REQUEST
Repeat the data below exactly, dropping any pictures it holds.

>>>>>

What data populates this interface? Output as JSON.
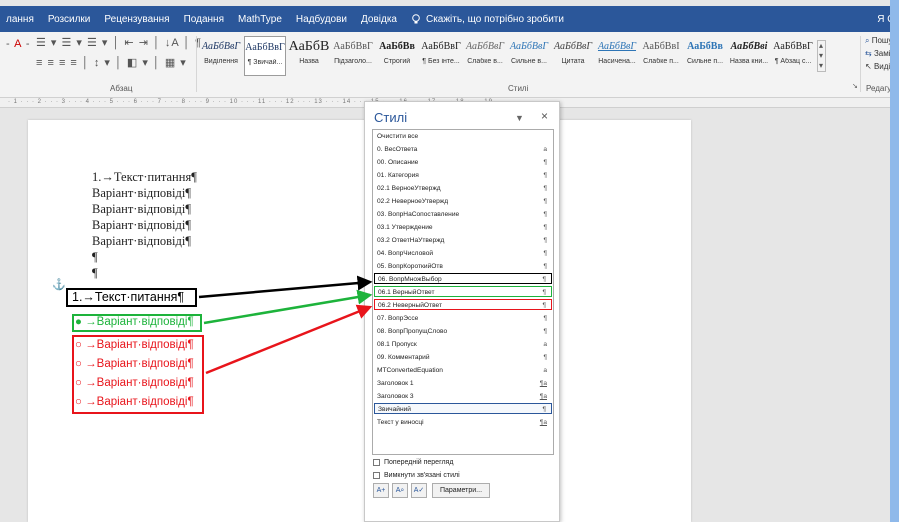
{
  "menubar": {
    "items": [
      "лання",
      "Розсилки",
      "Рецензування",
      "Подання",
      "MathType",
      "Надбудови",
      "Довідка"
    ],
    "tell_me": "Скажіть, що потрібно зробити",
    "account_glyph": "Я О"
  },
  "ribbon": {
    "paragraph_label": "Абзац",
    "styles_label": "Стилі",
    "editing_label": "Редагува",
    "styles_gallery": [
      {
        "preview": "АаБбВвГ",
        "name": "Виділення"
      },
      {
        "preview": "АаБбВвГ",
        "name": "¶ Звичай..."
      },
      {
        "preview": "АаБбВ",
        "name": "Назва"
      },
      {
        "preview": "АаБбВвГ",
        "name": "Підзаголо..."
      },
      {
        "preview": "АаБбВв",
        "name": "Строгий"
      },
      {
        "preview": "АаБбВвГ",
        "name": "¶ Без інте..."
      },
      {
        "preview": "АаБбВвГ",
        "name": "Слабке в..."
      },
      {
        "preview": "АаБбВвГ",
        "name": "Сильне в..."
      },
      {
        "preview": "АаБбВвГ",
        "name": "Цитата"
      },
      {
        "preview": "АаБбВвГ",
        "name": "Насичена..."
      },
      {
        "preview": "АаБбВвІ",
        "name": "Слабке п..."
      },
      {
        "preview": "АаБбВв",
        "name": "Сильне п..."
      },
      {
        "preview": "АаБбВві",
        "name": "Назва кни..."
      },
      {
        "preview": "АаБбВвГ",
        "name": "¶ Абзац с..."
      }
    ],
    "editing": [
      "Пошу",
      "Замін",
      "Виділ"
    ]
  },
  "ruler": {
    "ticks": "· 1 · · · 2 · · · 3 · · · 4 · · · 5 · · · 6 · · · 7 · · · 8 · · · 9 · · · 10 · · · 11 · · · 12 · · · 13 · · · 14 · · · 15 · · · 16 · · · 17 · · · 18 · · · 19 ·"
  },
  "document": {
    "top_block": {
      "question": "1.→Текст·питання¶",
      "answers": [
        "Варіант·відповіді¶",
        "Варіант·відповіді¶",
        "Варіант·відповіді¶",
        "Варіант·відповіді¶"
      ],
      "empty": [
        "¶",
        "¶"
      ]
    },
    "anchor": "⚓",
    "bottom_block": {
      "question": "1.→Текст·питання¶",
      "correct": "→Варіант·відповіді¶",
      "wrong": [
        "→Варіант·відповіді¶",
        "→Варіант·відповіді¶",
        "→Варіант·відповіді¶",
        "→Варіант·відповіді¶"
      ]
    }
  },
  "styles_pane": {
    "title": "Стилі",
    "close": "×",
    "items": [
      {
        "name": "Очистити все",
        "mark": ""
      },
      {
        "name": "0. ВесОтвета",
        "mark": "a"
      },
      {
        "name": "00. Описание",
        "mark": "¶"
      },
      {
        "name": "01. Категория",
        "mark": "¶"
      },
      {
        "name": "02.1 ВерноеУтвержд",
        "mark": "¶"
      },
      {
        "name": "02.2 НеверноеУтвержд",
        "mark": "¶"
      },
      {
        "name": "03. ВопрНаСопоставление",
        "mark": "¶"
      },
      {
        "name": "03.1 Утверждение",
        "mark": "¶"
      },
      {
        "name": "03.2 ОтветНаУтвержд",
        "mark": "¶"
      },
      {
        "name": "04. ВопрЧисловой",
        "mark": "¶"
      },
      {
        "name": "05. ВопрКороткийОтв",
        "mark": "¶"
      },
      {
        "name": "06. ВопрМножВыбор",
        "mark": "¶"
      },
      {
        "name": "06.1 ВерныйОтвет",
        "mark": "¶"
      },
      {
        "name": "06.2 НеверныйОтвет",
        "mark": "¶"
      },
      {
        "name": "07. ВопрЭссе",
        "mark": "¶"
      },
      {
        "name": "08. ВопрПропущСлово",
        "mark": "¶"
      },
      {
        "name": "08.1 Пропуск",
        "mark": "a"
      },
      {
        "name": "09. Комментарий",
        "mark": "¶"
      },
      {
        "name": "MTConvertedEquation",
        "mark": "a"
      },
      {
        "name": "Заголовок 1",
        "mark": "¶a"
      },
      {
        "name": "Заголовок 3",
        "mark": "¶a"
      },
      {
        "name": "Звичайний",
        "mark": "¶"
      },
      {
        "name": "Текст у виносці",
        "mark": "¶a"
      }
    ],
    "preview_checkbox": "Попередній перегляд",
    "disable_linked_checkbox": "Вимкнути зв'язані стилі",
    "options_button": "Параметри..."
  },
  "colors": {
    "accent": "#2b579a",
    "black_box": "#000000",
    "green_box": "#1db33b",
    "red_box": "#e8141b"
  }
}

<<<<<

TASK RESULT
What data populates this interface? Output as JSON.
{
  "menubar": {
    "items": [
      "лання",
      "Розсилки",
      "Рецензування",
      "Подання",
      "MathType",
      "Надбудови",
      "Довідка"
    ],
    "tell_me": "Скажіть, що потрібно зробити",
    "account_glyph": "Я О"
  },
  "ribbon": {
    "paragraph_label": "Абзац",
    "styles_label": "Стилі",
    "editing_label": "Редагува",
    "styles_gallery": [
      {
        "preview": "АаБбВвГ",
        "name": "Виділення"
      },
      {
        "preview": "АаБбВвГ",
        "name": "¶ Звичай..."
      },
      {
        "preview": "АаБбВ",
        "name": "Назва"
      },
      {
        "preview": "АаБбВвГ",
        "name": "Підзаголо..."
      },
      {
        "preview": "АаБбВв",
        "name": "Строгий"
      },
      {
        "preview": "АаБбВвГ",
        "name": "¶ Без інте..."
      },
      {
        "preview": "АаБбВвГ",
        "name": "Слабке в..."
      },
      {
        "preview": "АаБбВвГ",
        "name": "Сильне в..."
      },
      {
        "preview": "АаБбВвГ",
        "name": "Цитата"
      },
      {
        "preview": "АаБбВвГ",
        "name": "Насичена..."
      },
      {
        "preview": "АаБбВвІ",
        "name": "Слабке п..."
      },
      {
        "preview": "АаБбВв",
        "name": "Сильне п..."
      },
      {
        "preview": "АаБбВві",
        "name": "Назва кни..."
      },
      {
        "preview": "АаБбВвГ",
        "name": "¶ Абзац с..."
      }
    ],
    "editing": [
      "Пошу",
      "Замін",
      "Виділ"
    ]
  },
  "ruler": {
    "ticks": "· 1 · · · 2 · · · 3 · · · 4 · · · 5 · · · 6 · · · 7 · · · 8 · · · 9 · · · 10 · · · 11 · · · 12 · · · 13 · · · 14 · · · 15 · · · 16 · · · 17 · · · 18 · · · 19 ·"
  },
  "document": {
    "top_block": {
      "question": "1.→Текст·питання¶",
      "answers": [
        "Варіант·відповіді¶",
        "Варіант·відповіді¶",
        "Варіант·відповіді¶",
        "Варіант·відповіді¶"
      ],
      "empty": [
        "¶",
        "¶"
      ]
    },
    "anchor": "⚓",
    "bottom_block": {
      "question": "1.→Текст·питання¶",
      "correct": "→Варіант·відповіді¶",
      "wrong": [
        "→Варіант·відповіді¶",
        "→Варіант·відповіді¶",
        "→Варіант·відповіді¶",
        "→Варіант·відповіді¶"
      ]
    }
  },
  "styles_pane": {
    "title": "Стилі",
    "close": "×",
    "items": [
      {
        "name": "Очистити все",
        "mark": ""
      },
      {
        "name": "0. ВесОтвета",
        "mark": "a"
      },
      {
        "name": "00. Описание",
        "mark": "¶"
      },
      {
        "name": "01. Категория",
        "mark": "¶"
      },
      {
        "name": "02.1 ВерноеУтвержд",
        "mark": "¶"
      },
      {
        "name": "02.2 НеверноеУтвержд",
        "mark": "¶"
      },
      {
        "name": "03. ВопрНаСопоставление",
        "mark": "¶"
      },
      {
        "name": "03.1 Утверждение",
        "mark": "¶"
      },
      {
        "name": "03.2 ОтветНаУтвержд",
        "mark": "¶"
      },
      {
        "name": "04. ВопрЧисловой",
        "mark": "¶"
      },
      {
        "name": "05. ВопрКороткийОтв",
        "mark": "¶"
      },
      {
        "name": "06. ВопрМножВыбор",
        "mark": "¶"
      },
      {
        "name": "06.1 ВерныйОтвет",
        "mark": "¶"
      },
      {
        "name": "06.2 НеверныйОтвет",
        "mark": "¶"
      },
      {
        "name": "07. ВопрЭссе",
        "mark": "¶"
      },
      {
        "name": "08. ВопрПропущСлово",
        "mark": "¶"
      },
      {
        "name": "08.1 Пропуск",
        "mark": "a"
      },
      {
        "name": "09. Комментарий",
        "mark": "¶"
      },
      {
        "name": "MTConvertedEquation",
        "mark": "a"
      },
      {
        "name": "Заголовок 1",
        "mark": "¶a"
      },
      {
        "name": "Заголовок 3",
        "mark": "¶a"
      },
      {
        "name": "Звичайний",
        "mark": "¶"
      },
      {
        "name": "Текст у виносці",
        "mark": "¶a"
      }
    ],
    "preview_checkbox": "Попередній перегляд",
    "disable_linked_checkbox": "Вимкнути зв'язані стилі",
    "options_button": "Параметри..."
  },
  "colors": {
    "accent": "#2b579a",
    "black_box": "#000000",
    "green_box": "#1db33b",
    "red_box": "#e8141b"
  }
}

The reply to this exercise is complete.